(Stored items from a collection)
^^^^^^^^
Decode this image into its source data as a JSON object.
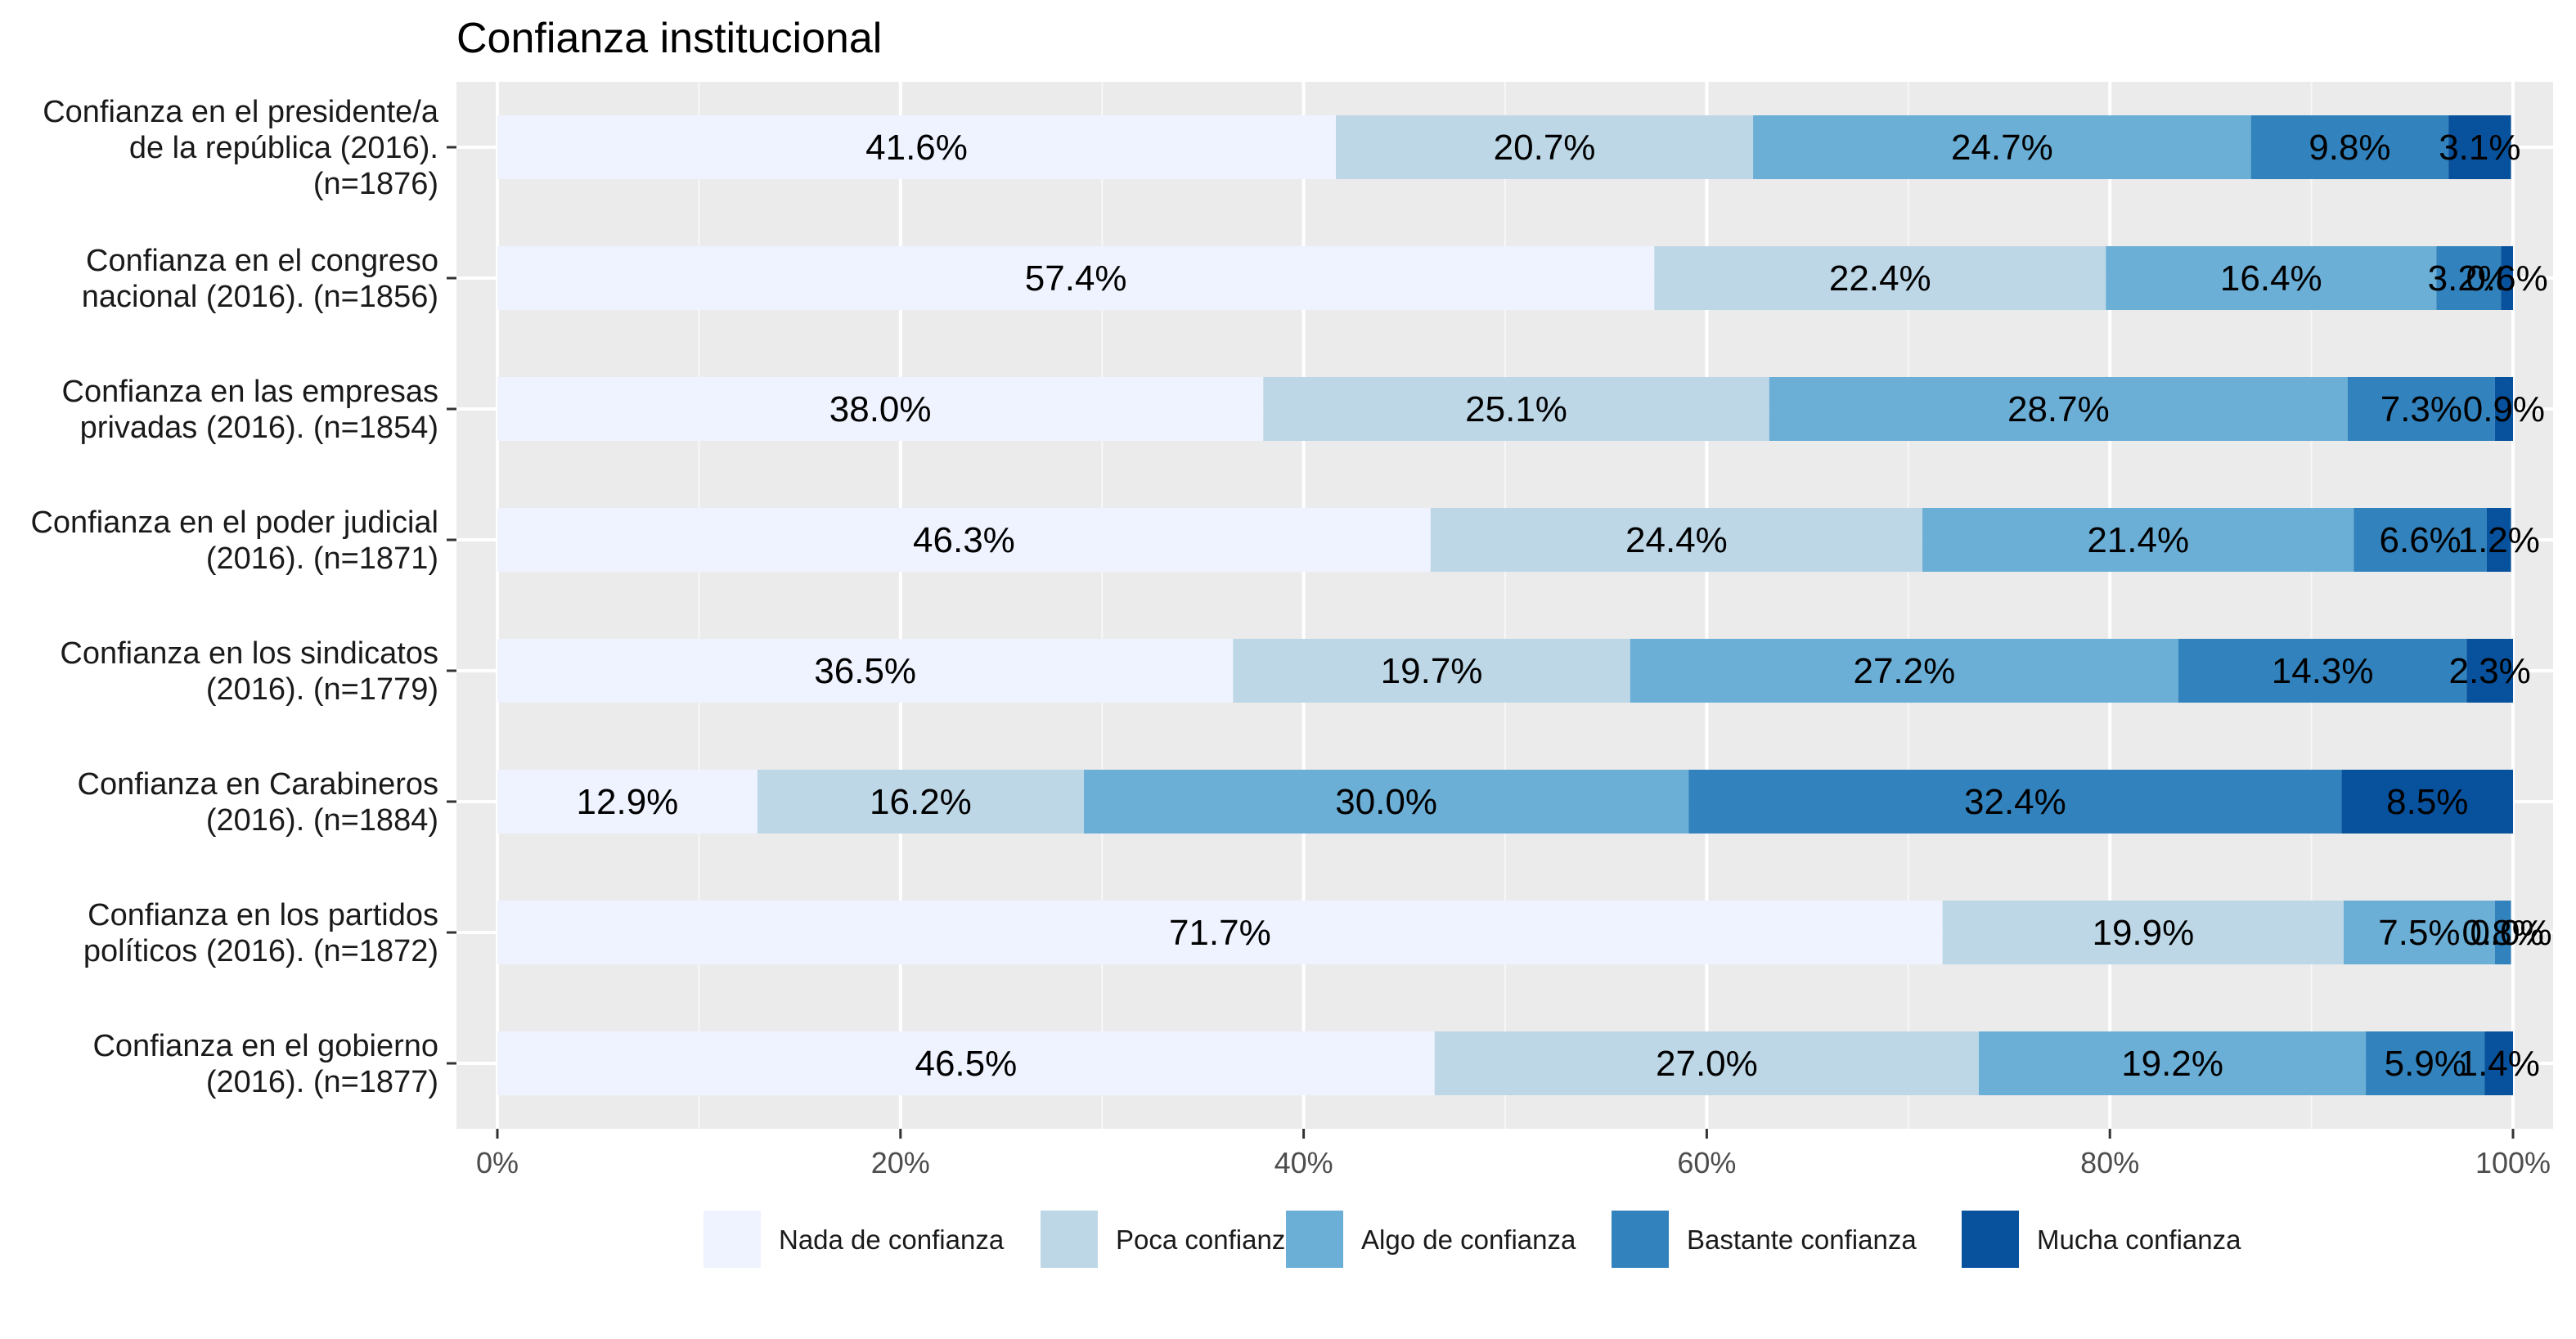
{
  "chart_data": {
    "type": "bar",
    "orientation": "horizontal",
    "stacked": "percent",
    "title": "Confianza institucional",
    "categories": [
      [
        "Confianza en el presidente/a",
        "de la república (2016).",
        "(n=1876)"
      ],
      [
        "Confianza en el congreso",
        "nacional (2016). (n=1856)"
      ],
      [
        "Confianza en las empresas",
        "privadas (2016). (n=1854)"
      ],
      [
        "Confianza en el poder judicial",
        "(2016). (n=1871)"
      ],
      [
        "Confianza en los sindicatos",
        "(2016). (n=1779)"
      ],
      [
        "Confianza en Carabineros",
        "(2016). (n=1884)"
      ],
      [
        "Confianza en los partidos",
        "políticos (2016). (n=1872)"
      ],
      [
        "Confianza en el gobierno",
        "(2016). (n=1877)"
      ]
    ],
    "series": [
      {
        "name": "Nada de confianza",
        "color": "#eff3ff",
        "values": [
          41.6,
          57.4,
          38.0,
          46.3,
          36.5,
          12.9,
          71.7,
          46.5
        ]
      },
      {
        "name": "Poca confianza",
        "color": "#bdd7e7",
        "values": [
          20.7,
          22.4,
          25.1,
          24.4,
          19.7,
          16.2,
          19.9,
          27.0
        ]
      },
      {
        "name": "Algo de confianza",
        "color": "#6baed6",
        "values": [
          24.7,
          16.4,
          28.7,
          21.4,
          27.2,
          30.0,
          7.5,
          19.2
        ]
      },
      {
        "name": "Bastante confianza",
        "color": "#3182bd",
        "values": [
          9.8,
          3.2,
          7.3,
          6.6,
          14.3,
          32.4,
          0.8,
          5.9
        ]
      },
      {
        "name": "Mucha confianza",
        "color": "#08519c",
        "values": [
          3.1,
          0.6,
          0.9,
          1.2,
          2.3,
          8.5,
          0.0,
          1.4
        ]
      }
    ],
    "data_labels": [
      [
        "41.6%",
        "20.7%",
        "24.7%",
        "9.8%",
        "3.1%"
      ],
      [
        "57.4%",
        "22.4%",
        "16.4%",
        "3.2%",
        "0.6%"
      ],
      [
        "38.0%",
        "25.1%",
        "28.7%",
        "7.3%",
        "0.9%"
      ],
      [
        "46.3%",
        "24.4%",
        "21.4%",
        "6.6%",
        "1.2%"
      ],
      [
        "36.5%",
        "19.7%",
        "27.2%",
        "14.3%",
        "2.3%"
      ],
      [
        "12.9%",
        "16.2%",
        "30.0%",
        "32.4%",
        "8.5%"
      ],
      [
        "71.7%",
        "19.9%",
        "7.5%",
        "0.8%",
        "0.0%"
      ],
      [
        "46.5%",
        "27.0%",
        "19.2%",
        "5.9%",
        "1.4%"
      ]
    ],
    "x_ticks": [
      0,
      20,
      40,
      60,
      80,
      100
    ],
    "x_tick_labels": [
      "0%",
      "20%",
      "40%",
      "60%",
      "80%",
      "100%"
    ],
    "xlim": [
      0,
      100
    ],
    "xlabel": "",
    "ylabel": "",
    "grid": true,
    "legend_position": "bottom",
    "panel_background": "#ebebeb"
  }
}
^^^^^^^^
Take the entries shown above and quote them verbatim, passing over the pictures.

● **Response to the exercise**:
Decode this image into its source data as a JSON object.
{
  "chart_data": {
    "type": "bar",
    "orientation": "horizontal",
    "stacked": "percent",
    "title": "Confianza institucional",
    "categories": [
      [
        "Confianza en el presidente/a",
        "de la república (2016).",
        "(n=1876)"
      ],
      [
        "Confianza en el congreso",
        "nacional (2016). (n=1856)"
      ],
      [
        "Confianza en las empresas",
        "privadas (2016). (n=1854)"
      ],
      [
        "Confianza en el poder judicial",
        "(2016). (n=1871)"
      ],
      [
        "Confianza en los sindicatos",
        "(2016). (n=1779)"
      ],
      [
        "Confianza en Carabineros",
        "(2016). (n=1884)"
      ],
      [
        "Confianza en los partidos",
        "políticos (2016). (n=1872)"
      ],
      [
        "Confianza en el gobierno",
        "(2016). (n=1877)"
      ]
    ],
    "series": [
      {
        "name": "Nada de confianza",
        "color": "#eff3ff",
        "values": [
          41.6,
          57.4,
          38.0,
          46.3,
          36.5,
          12.9,
          71.7,
          46.5
        ]
      },
      {
        "name": "Poca confianza",
        "color": "#bdd7e7",
        "values": [
          20.7,
          22.4,
          25.1,
          24.4,
          19.7,
          16.2,
          19.9,
          27.0
        ]
      },
      {
        "name": "Algo de confianza",
        "color": "#6baed6",
        "values": [
          24.7,
          16.4,
          28.7,
          21.4,
          27.2,
          30.0,
          7.5,
          19.2
        ]
      },
      {
        "name": "Bastante confianza",
        "color": "#3182bd",
        "values": [
          9.8,
          3.2,
          7.3,
          6.6,
          14.3,
          32.4,
          0.8,
          5.9
        ]
      },
      {
        "name": "Mucha confianza",
        "color": "#08519c",
        "values": [
          3.1,
          0.6,
          0.9,
          1.2,
          2.3,
          8.5,
          0.0,
          1.4
        ]
      }
    ],
    "data_labels": [
      [
        "41.6%",
        "20.7%",
        "24.7%",
        "9.8%",
        "3.1%"
      ],
      [
        "57.4%",
        "22.4%",
        "16.4%",
        "3.2%",
        "0.6%"
      ],
      [
        "38.0%",
        "25.1%",
        "28.7%",
        "7.3%",
        "0.9%"
      ],
      [
        "46.3%",
        "24.4%",
        "21.4%",
        "6.6%",
        "1.2%"
      ],
      [
        "36.5%",
        "19.7%",
        "27.2%",
        "14.3%",
        "2.3%"
      ],
      [
        "12.9%",
        "16.2%",
        "30.0%",
        "32.4%",
        "8.5%"
      ],
      [
        "71.7%",
        "19.9%",
        "7.5%",
        "0.8%",
        "0.0%"
      ],
      [
        "46.5%",
        "27.0%",
        "19.2%",
        "5.9%",
        "1.4%"
      ]
    ],
    "x_ticks": [
      0,
      20,
      40,
      60,
      80,
      100
    ],
    "x_tick_labels": [
      "0%",
      "20%",
      "40%",
      "60%",
      "80%",
      "100%"
    ],
    "xlim": [
      0,
      100
    ],
    "xlabel": "",
    "ylabel": "",
    "grid": true,
    "legend_position": "bottom",
    "panel_background": "#ebebeb"
  }
}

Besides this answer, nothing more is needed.